### Source records
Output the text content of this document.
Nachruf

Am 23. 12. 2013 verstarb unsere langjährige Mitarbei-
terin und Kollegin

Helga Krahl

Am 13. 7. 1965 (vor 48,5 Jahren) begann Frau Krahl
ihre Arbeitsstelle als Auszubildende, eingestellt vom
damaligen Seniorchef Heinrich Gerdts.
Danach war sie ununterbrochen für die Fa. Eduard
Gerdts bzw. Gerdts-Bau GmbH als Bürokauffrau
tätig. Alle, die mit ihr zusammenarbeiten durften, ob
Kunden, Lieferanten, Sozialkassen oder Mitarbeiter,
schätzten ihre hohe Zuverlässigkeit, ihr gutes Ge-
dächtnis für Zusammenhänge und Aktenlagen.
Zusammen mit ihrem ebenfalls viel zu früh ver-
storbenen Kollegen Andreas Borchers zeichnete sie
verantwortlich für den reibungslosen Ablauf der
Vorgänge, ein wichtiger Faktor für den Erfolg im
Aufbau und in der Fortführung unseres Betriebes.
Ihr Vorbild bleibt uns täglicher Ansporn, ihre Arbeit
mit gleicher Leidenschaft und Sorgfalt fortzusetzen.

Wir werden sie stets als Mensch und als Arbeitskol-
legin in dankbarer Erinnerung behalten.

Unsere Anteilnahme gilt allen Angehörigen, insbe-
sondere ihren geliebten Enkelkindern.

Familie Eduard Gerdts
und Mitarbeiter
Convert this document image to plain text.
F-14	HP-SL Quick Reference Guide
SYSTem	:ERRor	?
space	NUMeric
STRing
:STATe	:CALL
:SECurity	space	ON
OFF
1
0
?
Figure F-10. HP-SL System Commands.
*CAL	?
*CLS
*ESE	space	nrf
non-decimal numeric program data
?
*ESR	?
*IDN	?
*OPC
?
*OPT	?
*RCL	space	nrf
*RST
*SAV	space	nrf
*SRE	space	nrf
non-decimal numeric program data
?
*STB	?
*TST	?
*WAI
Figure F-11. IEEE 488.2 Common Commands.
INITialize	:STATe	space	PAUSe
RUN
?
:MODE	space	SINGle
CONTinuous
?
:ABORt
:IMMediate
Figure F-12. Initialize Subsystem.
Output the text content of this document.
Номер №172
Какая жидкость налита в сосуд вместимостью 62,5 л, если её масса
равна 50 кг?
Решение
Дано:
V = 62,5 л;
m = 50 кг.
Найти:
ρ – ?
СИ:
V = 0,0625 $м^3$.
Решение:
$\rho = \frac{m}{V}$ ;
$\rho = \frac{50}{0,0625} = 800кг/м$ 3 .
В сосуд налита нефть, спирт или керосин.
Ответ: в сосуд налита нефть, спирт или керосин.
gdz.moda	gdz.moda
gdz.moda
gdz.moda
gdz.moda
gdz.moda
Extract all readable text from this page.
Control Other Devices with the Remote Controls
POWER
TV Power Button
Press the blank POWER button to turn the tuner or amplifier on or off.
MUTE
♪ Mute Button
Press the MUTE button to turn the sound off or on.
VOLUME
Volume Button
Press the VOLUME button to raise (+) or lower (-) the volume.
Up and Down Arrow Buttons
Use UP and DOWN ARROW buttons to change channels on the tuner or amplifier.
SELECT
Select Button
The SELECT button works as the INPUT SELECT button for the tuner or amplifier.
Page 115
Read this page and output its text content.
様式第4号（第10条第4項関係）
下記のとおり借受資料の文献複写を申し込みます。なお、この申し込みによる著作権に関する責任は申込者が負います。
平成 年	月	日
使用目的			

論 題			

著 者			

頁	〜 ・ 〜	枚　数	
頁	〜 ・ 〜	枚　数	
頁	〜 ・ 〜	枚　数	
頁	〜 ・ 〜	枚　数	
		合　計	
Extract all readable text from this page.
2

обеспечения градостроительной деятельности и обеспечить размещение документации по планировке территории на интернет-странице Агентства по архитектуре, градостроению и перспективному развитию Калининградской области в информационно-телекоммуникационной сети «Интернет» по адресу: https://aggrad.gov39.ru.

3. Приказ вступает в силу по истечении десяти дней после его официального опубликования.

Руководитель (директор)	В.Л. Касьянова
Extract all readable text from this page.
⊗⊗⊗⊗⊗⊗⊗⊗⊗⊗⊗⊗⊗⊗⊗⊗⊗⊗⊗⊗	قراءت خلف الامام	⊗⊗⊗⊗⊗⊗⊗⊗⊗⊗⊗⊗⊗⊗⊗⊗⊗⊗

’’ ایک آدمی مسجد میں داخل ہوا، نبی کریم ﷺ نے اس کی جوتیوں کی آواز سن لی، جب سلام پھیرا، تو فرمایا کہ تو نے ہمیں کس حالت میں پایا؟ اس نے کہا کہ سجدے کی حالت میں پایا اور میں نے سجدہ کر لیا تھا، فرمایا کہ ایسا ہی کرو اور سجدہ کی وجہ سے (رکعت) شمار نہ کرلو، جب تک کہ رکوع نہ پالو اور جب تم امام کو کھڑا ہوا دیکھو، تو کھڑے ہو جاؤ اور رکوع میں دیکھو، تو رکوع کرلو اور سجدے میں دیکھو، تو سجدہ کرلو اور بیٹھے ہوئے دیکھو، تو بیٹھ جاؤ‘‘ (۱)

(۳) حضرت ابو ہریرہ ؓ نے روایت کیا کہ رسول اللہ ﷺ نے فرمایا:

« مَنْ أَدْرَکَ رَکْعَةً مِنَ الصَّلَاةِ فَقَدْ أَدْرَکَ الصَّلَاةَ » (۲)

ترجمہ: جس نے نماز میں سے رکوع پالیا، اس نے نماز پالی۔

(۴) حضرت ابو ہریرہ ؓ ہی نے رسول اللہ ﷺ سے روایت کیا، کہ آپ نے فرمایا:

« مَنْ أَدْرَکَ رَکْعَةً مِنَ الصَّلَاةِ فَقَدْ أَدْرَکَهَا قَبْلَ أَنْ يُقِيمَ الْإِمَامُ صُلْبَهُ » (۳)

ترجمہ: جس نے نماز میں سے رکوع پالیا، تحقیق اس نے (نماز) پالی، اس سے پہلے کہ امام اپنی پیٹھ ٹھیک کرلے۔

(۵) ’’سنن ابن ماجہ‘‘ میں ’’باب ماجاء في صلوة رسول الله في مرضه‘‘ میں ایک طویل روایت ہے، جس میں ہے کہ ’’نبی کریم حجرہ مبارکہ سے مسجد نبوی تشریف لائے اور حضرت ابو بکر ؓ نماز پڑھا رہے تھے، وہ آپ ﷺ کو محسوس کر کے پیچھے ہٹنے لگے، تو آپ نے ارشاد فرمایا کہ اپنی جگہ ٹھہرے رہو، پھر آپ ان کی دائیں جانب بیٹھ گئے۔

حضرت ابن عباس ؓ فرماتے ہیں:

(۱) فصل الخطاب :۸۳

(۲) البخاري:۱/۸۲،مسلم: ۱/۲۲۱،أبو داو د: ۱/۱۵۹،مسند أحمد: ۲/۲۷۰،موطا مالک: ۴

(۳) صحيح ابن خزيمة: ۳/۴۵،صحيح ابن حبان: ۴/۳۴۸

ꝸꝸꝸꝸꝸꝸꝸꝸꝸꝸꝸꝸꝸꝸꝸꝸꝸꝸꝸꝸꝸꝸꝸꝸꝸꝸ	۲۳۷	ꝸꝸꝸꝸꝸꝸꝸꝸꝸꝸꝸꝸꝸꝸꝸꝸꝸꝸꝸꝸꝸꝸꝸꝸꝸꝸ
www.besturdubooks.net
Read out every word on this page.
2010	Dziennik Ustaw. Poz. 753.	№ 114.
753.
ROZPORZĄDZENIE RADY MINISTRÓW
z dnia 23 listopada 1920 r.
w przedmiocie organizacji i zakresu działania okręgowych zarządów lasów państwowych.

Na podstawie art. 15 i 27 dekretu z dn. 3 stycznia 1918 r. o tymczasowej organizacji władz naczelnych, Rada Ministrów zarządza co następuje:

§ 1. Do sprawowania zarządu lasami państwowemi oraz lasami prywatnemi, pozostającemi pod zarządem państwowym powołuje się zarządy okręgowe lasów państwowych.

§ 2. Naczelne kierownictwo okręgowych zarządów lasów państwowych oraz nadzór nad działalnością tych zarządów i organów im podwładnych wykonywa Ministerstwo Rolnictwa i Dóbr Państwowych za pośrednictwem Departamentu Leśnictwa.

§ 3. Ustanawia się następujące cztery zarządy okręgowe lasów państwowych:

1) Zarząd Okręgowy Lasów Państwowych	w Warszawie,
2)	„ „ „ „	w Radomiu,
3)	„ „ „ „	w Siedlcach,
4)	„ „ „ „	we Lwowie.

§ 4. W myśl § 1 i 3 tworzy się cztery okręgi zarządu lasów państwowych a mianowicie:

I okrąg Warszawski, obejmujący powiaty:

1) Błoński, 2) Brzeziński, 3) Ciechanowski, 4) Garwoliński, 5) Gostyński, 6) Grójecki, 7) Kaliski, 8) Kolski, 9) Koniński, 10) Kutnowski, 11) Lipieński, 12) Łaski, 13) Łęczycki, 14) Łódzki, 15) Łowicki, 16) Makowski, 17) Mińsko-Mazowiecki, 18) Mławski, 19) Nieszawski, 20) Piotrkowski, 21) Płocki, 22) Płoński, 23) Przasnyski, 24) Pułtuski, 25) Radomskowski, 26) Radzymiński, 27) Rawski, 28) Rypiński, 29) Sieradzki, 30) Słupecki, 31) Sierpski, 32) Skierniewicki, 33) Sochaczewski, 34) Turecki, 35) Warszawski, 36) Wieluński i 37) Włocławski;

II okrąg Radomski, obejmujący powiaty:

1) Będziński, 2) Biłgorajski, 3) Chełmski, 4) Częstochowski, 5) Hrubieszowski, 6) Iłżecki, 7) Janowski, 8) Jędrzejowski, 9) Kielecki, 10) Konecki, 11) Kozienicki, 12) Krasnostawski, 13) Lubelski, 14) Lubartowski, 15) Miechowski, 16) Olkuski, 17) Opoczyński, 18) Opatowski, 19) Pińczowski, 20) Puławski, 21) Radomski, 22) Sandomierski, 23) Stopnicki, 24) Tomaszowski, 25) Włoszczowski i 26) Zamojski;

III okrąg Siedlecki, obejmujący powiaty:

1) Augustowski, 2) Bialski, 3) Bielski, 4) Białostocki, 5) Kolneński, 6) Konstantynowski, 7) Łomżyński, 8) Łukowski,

### Task statement
Report all lines of the data that include the word "حضرت".

### Written reply
(۳) حضرت ابو ہریرہ ؓ نے روایت کیا کہ رسول اللہ ﷺ نے فرمایا:
(۴) حضرت ابو ہریرہ ؓ ہی نے رسول اللہ ﷺ سے روایت کیا، کہ آپ نے فرمایا:
(۵) ’’سنن ابن ماجہ‘‘ میں ’’باب ماجاء في صلوة رسول الله في مرضه‘‘ میں ایک طویل روایت ہے، جس میں ہے کہ ’’نبی کریم حجرہ مبارکہ سے مسجد نبوی تشریف لائے اور حضرت ابو بکر ؓ نماز پڑھا رہے تھے، وہ آپ ﷺ کو محسوس کر کے پیچھے ہٹنے لگے، تو آپ نے ارشاد فرمایا کہ اپنی جگہ ٹھہرے رہو، پھر آپ ان کی دائیں جانب بیٹھ گئے۔
حضرت ابن عباس ؓ فرماتے ہیں:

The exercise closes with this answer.